Pull out every line from the listing that has the word "icon".

-- START OF Dataset rows --

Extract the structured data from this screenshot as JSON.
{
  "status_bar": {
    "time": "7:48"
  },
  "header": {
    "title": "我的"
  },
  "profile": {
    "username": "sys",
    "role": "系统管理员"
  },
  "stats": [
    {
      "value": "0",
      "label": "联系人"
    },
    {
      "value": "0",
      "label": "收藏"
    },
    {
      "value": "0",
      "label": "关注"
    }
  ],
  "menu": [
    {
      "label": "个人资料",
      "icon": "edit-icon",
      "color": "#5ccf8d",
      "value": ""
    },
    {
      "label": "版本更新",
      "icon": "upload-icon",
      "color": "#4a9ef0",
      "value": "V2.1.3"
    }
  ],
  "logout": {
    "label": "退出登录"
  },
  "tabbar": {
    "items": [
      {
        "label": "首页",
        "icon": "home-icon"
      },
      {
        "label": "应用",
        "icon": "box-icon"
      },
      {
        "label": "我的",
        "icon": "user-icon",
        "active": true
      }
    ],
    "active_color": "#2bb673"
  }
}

-- END OF Dataset rows --

**The completed task**
      "icon": "edit-icon",
      "icon": "upload-icon",
        "icon": "home-icon"
        "icon": "box-icon"
        "icon": "user-icon",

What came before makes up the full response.